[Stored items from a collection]
◇ ◇ ◇ ◇ ◇ ◇ ◇
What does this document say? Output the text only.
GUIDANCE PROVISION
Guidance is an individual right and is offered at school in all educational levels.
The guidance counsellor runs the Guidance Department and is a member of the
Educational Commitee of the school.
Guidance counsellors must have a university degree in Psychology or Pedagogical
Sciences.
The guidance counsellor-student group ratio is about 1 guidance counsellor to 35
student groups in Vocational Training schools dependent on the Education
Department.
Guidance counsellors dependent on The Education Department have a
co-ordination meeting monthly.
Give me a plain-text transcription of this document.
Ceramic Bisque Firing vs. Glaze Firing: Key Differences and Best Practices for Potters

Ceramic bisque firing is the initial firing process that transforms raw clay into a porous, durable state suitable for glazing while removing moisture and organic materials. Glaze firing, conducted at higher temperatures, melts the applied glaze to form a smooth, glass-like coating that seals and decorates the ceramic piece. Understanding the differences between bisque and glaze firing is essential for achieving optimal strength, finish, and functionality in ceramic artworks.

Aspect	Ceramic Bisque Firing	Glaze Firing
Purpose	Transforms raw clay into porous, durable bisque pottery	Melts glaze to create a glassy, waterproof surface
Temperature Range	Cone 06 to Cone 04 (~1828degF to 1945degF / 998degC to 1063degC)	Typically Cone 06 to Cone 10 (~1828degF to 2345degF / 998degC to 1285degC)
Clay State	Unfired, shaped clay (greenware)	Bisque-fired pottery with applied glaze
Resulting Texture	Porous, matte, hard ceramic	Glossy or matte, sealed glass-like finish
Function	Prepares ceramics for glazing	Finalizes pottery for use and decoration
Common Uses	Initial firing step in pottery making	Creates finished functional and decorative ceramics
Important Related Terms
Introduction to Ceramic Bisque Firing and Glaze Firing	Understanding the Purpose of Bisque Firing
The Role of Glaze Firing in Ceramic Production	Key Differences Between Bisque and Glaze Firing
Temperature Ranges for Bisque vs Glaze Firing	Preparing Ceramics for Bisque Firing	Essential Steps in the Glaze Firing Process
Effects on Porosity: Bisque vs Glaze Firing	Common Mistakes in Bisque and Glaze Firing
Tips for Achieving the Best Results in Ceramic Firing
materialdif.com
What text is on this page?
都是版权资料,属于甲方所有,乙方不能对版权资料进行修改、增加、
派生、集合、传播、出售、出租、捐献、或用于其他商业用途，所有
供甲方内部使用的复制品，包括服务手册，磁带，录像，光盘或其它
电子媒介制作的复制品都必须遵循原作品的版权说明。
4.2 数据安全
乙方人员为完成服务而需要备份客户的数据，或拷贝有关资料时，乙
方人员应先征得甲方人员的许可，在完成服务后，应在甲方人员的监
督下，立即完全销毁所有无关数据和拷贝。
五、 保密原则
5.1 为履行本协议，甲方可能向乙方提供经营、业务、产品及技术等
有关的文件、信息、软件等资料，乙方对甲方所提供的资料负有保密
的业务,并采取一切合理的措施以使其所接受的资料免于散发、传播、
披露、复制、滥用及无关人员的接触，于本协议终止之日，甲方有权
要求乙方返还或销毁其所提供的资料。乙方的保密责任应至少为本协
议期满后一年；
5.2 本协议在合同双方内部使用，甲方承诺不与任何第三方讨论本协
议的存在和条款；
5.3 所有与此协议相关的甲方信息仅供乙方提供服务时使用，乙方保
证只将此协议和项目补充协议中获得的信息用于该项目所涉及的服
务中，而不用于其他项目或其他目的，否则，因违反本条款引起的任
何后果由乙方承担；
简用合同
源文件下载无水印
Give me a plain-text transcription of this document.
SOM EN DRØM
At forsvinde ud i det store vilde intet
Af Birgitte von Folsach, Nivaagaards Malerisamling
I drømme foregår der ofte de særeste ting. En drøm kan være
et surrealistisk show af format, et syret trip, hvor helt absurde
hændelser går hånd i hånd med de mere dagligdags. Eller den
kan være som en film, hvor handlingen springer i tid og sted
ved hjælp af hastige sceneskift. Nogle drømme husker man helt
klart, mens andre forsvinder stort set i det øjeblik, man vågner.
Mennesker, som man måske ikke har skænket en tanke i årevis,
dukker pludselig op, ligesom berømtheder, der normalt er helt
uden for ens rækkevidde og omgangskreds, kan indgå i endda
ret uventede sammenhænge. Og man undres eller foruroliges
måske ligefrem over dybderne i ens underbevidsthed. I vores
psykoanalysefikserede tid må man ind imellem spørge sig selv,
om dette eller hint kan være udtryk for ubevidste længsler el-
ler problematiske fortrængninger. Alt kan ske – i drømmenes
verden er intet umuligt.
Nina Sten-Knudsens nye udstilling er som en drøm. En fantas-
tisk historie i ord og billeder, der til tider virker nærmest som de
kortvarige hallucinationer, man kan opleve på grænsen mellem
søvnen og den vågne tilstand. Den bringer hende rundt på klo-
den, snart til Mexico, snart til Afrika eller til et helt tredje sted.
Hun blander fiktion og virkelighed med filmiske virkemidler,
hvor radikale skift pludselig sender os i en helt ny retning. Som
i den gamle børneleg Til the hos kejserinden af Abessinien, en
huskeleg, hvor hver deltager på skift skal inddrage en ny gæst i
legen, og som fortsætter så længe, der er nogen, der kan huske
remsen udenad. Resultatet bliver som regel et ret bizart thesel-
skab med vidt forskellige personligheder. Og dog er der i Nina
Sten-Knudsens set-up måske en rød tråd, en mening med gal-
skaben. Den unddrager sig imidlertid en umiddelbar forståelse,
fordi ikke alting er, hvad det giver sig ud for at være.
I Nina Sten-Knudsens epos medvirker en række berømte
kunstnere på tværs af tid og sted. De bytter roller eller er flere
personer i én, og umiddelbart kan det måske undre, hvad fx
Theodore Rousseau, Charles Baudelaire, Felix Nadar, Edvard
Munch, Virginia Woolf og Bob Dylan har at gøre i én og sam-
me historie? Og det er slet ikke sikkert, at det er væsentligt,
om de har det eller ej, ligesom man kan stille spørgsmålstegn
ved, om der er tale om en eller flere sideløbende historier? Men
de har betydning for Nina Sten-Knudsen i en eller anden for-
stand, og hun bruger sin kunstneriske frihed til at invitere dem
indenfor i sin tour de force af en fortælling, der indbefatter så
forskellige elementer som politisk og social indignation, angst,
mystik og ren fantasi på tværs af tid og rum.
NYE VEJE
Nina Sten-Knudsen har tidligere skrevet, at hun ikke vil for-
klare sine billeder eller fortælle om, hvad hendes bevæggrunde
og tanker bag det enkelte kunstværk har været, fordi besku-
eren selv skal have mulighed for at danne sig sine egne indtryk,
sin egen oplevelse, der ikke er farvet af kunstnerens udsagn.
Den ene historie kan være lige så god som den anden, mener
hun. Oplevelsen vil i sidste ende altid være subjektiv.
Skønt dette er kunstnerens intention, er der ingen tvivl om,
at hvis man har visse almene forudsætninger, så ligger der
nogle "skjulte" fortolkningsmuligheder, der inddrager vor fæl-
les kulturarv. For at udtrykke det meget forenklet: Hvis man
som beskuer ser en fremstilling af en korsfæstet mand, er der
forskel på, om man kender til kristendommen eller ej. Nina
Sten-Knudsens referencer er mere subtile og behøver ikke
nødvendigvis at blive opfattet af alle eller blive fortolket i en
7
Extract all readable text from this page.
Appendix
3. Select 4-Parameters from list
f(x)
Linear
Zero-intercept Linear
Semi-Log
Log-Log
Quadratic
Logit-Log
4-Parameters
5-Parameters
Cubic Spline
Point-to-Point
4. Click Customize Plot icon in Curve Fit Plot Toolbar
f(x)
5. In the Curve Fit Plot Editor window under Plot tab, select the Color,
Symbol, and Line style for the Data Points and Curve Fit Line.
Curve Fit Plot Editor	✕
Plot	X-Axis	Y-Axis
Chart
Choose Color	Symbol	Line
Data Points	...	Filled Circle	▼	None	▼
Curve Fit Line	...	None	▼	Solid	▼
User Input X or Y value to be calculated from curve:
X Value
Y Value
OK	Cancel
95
◇ ◇ ◇ ◇ ◇ ◇ ◇
Where a line in the material above holds "selv", copy that line.

# CORRECT ANSWER
psykoanalysefikserede tid må man ind imellem spørge sig selv,
eren selv skal have mulighed for at danne sig sine egne indtryk,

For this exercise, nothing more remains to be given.